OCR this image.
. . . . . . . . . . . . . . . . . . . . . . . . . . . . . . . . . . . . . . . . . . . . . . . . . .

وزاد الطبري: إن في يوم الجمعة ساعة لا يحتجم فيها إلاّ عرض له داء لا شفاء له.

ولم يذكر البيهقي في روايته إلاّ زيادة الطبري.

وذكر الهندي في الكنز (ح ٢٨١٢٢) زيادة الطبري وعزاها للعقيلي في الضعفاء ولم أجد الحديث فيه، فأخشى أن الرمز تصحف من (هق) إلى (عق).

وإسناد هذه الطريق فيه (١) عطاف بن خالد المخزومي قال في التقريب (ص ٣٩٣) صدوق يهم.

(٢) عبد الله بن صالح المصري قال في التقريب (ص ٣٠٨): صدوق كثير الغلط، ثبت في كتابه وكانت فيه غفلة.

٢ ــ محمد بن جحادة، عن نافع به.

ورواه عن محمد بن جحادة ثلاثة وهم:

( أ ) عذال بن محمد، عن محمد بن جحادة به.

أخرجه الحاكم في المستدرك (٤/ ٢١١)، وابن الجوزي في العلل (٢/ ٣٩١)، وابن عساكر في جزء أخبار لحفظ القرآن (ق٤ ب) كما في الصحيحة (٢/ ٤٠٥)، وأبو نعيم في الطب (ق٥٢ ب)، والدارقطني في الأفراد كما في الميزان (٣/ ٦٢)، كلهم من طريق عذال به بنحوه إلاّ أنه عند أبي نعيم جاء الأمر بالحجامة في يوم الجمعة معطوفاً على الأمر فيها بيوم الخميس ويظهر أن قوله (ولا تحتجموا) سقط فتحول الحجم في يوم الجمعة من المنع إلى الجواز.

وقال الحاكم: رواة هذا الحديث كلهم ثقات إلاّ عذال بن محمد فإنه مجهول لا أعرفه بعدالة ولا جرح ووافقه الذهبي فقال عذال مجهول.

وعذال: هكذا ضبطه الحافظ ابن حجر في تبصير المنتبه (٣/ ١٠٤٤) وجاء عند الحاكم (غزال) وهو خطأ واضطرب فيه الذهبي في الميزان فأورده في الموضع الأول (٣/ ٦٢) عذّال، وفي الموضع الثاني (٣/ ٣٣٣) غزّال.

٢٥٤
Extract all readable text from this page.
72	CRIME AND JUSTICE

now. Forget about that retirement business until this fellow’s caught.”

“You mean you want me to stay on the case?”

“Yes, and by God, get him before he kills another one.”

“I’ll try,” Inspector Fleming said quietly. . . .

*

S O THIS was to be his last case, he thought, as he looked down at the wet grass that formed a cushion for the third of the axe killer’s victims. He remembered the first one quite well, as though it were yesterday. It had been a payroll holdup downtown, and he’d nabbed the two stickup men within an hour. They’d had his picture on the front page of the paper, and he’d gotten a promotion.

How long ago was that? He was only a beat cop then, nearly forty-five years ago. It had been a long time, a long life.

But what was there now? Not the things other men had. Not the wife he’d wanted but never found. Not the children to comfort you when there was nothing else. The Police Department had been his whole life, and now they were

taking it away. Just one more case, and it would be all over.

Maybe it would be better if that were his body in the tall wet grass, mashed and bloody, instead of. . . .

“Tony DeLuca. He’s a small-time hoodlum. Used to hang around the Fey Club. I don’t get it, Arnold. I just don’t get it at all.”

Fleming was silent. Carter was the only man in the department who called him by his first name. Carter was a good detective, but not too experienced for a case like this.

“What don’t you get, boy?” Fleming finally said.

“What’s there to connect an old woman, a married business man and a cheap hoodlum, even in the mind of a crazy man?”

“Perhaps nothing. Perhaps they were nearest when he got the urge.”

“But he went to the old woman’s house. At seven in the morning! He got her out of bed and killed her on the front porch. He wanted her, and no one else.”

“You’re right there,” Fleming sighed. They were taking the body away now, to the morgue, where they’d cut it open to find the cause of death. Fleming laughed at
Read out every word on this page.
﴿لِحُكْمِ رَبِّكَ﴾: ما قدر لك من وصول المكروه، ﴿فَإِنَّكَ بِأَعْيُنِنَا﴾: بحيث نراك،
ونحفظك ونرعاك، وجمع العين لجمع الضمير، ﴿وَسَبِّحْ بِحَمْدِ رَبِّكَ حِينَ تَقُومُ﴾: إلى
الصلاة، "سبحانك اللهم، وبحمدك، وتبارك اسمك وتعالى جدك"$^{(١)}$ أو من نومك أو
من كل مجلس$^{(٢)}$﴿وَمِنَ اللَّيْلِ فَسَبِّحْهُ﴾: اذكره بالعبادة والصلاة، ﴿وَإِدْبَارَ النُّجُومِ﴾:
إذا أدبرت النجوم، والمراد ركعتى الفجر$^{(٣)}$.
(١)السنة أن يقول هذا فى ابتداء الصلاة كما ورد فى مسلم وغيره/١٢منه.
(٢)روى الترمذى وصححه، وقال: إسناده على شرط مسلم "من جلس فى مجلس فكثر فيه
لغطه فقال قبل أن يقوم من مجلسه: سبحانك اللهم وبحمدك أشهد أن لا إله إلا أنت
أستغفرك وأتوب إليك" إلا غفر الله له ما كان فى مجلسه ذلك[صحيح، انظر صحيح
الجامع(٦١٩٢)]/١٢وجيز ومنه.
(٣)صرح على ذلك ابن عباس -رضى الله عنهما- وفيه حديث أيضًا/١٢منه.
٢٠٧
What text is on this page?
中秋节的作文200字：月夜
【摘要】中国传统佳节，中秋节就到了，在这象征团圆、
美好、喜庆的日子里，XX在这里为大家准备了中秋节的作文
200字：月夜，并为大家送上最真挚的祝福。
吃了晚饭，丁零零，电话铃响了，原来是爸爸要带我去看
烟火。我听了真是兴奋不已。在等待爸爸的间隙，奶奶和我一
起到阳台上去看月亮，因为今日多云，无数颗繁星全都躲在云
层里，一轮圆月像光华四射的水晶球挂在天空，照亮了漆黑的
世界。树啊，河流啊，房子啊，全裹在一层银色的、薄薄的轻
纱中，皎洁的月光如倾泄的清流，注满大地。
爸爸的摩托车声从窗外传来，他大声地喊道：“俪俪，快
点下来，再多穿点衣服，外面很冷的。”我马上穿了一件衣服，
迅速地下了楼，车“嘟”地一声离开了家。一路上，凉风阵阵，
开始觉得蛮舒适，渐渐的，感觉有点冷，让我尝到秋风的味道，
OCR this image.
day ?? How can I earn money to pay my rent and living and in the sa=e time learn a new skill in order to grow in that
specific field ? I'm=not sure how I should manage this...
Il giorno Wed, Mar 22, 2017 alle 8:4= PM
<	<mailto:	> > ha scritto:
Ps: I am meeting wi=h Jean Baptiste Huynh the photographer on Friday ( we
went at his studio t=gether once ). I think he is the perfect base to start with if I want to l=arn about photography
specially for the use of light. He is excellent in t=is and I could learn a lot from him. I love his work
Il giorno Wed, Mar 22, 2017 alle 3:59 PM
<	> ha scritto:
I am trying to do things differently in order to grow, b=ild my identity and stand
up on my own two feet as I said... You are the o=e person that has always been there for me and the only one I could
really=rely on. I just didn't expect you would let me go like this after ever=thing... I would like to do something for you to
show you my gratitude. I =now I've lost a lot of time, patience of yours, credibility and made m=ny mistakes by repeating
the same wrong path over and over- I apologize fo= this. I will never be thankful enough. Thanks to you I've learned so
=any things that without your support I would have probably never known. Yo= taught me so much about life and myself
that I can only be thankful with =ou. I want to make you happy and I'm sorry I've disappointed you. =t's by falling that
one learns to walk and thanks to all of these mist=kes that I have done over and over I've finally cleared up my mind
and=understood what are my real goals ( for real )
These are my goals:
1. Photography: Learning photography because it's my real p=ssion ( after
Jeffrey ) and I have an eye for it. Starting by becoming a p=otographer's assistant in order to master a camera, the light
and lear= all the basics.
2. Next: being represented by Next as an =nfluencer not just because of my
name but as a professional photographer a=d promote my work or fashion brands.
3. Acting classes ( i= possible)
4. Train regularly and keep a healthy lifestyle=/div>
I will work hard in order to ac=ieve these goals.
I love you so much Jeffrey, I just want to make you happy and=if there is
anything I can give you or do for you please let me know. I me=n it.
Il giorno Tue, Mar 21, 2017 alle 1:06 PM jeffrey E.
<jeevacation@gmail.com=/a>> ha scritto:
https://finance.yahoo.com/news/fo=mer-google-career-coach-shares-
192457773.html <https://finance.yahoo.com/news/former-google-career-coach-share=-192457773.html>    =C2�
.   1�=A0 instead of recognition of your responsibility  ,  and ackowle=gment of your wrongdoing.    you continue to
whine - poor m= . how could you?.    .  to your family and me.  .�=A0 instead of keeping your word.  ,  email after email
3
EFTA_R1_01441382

☆ ☆ ☆ ☆ ☆ ☆ ☆

**Directive**
Read through the lines above and collect those that contain the string "التقريب".

**Correct result**
وإسناد هذه الطريق فيه (١) عطاف بن خالد المخزومي قال في التقريب (ص ٣٩٣) صدوق يهم.
(٢) عبد الله بن صالح المصري قال في التقريب (ص ٣٠٨): صدوق كثير الغلط، ثبت في كتابه وكانت فيه غفلة.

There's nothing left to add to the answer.